---- ITEMS

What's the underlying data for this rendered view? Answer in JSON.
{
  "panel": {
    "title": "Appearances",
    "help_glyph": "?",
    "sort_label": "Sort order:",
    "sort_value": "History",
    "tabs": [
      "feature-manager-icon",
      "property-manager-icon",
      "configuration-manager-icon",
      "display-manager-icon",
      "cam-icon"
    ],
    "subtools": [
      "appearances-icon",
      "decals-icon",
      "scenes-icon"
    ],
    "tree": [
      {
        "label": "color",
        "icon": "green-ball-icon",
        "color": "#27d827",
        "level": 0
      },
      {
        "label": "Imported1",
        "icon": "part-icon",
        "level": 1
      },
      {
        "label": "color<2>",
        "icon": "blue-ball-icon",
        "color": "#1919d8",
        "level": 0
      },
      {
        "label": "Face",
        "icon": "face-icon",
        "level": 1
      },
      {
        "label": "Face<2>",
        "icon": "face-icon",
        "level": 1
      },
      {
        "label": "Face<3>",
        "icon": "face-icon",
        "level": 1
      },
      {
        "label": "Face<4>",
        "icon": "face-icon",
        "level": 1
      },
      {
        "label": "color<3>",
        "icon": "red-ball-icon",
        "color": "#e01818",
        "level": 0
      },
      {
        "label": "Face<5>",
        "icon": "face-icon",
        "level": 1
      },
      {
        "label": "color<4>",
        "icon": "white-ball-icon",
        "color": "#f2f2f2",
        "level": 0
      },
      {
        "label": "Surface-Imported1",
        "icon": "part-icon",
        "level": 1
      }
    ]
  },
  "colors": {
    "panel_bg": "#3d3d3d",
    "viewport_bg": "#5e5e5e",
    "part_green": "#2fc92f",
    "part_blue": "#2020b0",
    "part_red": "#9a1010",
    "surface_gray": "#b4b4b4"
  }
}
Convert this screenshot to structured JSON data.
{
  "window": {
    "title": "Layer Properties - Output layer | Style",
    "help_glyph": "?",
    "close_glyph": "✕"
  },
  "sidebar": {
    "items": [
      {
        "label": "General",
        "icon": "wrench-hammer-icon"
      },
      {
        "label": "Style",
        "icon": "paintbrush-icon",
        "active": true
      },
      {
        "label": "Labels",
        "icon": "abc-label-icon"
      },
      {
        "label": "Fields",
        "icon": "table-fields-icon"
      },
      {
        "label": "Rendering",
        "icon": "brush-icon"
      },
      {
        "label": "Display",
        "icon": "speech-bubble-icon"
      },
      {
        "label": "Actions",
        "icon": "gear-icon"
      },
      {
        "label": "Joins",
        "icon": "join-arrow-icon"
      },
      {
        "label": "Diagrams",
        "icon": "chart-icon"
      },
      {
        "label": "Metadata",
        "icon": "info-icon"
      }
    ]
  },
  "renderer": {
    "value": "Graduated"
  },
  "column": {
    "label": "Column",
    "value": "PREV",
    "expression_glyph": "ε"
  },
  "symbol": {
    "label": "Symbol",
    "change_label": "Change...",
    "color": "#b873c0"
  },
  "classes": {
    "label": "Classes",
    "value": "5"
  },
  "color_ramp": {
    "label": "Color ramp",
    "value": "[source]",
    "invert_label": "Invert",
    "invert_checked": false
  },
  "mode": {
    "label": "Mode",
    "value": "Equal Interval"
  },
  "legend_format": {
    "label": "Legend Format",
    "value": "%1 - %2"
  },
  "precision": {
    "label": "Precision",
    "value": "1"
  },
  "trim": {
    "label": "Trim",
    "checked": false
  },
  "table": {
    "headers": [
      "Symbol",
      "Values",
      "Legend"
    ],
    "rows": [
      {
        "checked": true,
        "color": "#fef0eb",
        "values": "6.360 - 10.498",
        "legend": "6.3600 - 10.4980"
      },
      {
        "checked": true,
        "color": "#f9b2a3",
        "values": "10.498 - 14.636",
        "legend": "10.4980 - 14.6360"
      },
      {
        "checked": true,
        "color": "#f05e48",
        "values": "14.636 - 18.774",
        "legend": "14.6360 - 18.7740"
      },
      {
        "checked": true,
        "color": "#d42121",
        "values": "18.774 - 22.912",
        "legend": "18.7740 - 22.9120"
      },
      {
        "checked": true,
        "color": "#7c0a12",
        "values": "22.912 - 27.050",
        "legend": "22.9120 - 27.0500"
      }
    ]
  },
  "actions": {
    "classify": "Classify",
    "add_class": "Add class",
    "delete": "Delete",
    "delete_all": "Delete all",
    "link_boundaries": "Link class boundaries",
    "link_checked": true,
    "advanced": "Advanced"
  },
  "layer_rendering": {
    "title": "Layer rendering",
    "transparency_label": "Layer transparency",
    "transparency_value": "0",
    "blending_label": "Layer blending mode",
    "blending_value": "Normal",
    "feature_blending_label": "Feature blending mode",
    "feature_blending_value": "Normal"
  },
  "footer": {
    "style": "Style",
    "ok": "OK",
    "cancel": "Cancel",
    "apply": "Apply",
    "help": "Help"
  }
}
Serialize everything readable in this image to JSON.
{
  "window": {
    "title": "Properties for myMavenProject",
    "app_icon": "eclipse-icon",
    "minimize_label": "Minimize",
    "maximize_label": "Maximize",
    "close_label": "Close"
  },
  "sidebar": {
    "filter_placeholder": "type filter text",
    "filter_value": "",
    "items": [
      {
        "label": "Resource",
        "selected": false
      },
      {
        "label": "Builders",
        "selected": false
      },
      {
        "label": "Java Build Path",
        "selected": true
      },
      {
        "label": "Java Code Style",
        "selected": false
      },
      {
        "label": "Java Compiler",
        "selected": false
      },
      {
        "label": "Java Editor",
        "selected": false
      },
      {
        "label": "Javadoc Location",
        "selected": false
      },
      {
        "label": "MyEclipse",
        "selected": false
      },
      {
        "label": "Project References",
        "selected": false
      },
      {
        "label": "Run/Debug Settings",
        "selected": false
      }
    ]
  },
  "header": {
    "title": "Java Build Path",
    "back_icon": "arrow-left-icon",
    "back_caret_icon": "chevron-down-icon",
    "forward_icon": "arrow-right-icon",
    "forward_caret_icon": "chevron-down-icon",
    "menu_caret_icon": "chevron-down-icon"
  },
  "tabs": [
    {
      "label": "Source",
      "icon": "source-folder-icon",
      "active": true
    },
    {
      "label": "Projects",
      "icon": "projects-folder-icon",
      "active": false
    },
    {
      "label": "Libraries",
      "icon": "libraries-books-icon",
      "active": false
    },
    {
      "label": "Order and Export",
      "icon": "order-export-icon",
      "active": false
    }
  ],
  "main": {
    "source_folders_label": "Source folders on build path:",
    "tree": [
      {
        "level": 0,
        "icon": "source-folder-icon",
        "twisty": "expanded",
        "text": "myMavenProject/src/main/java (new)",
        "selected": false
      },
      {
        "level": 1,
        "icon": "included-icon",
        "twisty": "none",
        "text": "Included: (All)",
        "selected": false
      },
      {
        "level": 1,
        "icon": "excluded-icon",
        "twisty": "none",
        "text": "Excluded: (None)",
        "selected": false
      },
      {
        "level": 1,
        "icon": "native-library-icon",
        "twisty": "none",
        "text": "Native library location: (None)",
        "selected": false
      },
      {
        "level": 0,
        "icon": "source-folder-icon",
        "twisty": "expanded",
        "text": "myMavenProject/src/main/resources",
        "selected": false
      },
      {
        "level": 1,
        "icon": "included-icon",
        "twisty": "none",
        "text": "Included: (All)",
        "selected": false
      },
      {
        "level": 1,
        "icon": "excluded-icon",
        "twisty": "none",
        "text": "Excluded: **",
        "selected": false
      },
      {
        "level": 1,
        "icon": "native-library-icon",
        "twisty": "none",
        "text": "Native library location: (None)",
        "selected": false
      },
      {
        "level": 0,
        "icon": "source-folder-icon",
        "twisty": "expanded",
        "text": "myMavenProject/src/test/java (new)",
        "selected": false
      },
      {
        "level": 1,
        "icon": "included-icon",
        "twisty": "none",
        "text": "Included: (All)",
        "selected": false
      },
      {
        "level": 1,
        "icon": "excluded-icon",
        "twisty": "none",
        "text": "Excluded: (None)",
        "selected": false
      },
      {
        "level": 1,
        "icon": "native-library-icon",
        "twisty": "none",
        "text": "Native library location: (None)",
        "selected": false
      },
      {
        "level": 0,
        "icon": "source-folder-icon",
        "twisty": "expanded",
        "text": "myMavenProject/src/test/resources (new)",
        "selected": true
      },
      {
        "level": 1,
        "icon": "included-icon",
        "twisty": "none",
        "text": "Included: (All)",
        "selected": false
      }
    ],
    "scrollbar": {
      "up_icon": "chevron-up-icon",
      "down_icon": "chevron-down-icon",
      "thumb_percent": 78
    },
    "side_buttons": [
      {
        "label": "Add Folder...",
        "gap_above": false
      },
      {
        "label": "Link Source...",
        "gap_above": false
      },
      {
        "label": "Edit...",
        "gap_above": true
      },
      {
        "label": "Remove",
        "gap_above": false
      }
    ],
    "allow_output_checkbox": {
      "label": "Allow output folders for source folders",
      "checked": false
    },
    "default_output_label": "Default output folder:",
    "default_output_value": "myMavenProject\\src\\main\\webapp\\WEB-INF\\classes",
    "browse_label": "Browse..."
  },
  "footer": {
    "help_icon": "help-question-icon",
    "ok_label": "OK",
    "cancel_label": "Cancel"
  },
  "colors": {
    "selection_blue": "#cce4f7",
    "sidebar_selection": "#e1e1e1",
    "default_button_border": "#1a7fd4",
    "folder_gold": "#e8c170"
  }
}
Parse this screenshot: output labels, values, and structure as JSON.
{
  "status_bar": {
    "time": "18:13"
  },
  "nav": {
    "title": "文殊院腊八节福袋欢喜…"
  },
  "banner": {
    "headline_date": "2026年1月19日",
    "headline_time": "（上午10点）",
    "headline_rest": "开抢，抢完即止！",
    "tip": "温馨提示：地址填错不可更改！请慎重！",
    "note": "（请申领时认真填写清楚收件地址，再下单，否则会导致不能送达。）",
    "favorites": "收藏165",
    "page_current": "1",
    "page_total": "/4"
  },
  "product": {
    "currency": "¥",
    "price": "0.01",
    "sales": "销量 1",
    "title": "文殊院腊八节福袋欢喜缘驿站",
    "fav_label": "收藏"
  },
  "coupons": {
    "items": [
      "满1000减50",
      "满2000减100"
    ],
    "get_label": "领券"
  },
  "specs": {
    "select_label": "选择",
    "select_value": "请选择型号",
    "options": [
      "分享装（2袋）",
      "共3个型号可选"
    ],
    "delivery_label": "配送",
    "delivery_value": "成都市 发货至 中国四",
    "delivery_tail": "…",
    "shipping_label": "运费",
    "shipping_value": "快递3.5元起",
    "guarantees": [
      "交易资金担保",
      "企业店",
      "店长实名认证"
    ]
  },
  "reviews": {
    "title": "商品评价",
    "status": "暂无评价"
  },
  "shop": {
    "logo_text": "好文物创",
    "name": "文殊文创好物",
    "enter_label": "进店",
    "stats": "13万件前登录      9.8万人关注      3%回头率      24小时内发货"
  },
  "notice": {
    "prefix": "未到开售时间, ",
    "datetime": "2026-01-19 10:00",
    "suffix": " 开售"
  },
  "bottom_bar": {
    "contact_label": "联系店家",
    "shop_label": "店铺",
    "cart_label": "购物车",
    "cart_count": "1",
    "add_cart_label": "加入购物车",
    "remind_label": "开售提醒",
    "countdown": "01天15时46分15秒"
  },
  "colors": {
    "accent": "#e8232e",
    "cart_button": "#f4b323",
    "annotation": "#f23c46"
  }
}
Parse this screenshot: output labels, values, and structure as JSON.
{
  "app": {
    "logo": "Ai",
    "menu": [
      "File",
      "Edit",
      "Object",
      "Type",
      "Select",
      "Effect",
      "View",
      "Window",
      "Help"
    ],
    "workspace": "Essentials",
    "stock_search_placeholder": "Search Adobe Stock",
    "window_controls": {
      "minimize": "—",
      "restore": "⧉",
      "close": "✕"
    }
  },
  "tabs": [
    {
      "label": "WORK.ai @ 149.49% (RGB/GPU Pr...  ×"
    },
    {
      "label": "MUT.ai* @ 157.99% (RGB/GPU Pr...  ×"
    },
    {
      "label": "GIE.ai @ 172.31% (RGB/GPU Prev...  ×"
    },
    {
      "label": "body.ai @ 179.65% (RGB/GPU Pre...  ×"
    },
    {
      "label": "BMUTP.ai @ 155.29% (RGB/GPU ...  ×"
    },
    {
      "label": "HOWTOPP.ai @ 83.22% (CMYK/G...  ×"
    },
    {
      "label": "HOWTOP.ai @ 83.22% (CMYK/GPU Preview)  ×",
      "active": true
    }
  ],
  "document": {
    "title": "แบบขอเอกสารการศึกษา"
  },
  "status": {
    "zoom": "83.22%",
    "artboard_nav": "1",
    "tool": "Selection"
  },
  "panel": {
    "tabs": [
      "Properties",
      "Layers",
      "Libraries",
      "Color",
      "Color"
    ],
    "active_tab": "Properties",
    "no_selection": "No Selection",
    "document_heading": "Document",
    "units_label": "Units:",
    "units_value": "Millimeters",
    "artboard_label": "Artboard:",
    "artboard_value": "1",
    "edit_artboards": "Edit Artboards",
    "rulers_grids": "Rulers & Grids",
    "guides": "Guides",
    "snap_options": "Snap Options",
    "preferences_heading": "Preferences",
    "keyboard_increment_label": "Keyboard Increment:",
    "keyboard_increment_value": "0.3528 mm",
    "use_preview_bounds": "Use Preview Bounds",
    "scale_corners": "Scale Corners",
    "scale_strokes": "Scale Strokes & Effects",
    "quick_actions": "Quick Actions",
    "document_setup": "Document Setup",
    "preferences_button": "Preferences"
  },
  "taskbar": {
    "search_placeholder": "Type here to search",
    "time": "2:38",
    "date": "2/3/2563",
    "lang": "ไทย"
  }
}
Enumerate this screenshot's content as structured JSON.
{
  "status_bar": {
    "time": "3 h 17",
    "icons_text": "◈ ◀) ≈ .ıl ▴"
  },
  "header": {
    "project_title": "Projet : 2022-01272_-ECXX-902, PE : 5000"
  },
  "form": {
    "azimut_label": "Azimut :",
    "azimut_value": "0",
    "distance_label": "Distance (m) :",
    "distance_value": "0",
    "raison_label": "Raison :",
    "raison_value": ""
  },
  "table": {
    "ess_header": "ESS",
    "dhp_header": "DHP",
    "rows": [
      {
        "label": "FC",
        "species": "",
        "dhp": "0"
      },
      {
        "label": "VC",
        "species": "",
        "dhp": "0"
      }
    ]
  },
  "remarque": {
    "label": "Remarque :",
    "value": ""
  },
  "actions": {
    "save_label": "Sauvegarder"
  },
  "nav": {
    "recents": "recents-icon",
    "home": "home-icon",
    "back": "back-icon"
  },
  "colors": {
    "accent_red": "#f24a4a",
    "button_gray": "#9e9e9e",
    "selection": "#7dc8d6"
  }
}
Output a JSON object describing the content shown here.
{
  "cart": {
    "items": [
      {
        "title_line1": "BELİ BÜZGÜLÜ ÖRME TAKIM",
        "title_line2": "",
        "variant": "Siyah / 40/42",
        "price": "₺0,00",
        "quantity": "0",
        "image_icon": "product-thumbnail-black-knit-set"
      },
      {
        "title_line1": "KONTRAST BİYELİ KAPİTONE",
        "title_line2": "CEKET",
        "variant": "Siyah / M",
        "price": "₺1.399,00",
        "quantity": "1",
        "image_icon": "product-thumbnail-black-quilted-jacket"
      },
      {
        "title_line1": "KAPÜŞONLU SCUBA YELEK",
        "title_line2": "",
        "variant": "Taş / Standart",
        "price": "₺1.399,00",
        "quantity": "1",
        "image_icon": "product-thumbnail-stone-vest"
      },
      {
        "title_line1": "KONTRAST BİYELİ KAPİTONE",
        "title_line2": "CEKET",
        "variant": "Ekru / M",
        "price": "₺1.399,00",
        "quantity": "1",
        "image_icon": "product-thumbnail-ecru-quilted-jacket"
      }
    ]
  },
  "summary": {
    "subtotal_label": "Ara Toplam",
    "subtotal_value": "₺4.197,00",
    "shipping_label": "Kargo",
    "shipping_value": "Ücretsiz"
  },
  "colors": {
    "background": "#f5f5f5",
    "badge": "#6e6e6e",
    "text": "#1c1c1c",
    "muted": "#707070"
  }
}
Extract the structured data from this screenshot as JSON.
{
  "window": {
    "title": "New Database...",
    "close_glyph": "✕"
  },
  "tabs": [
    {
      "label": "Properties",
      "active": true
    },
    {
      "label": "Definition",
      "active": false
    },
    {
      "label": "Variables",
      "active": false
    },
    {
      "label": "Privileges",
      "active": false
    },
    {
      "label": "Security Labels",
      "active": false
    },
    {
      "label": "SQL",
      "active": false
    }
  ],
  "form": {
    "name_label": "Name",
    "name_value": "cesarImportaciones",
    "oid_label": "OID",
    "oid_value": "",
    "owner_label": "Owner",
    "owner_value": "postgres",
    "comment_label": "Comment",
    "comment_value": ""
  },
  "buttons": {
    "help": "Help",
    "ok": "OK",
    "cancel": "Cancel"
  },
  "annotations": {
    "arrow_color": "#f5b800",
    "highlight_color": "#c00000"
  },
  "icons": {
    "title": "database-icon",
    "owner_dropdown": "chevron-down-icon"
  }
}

--------

#### TASK TO COMPLETE
Locate all lines in the listing above with the word "here". Copy them.

#### PROBLEM SOLUTION
    "search_placeholder": "Type here to search",
Output a JSON object describing the content shown here.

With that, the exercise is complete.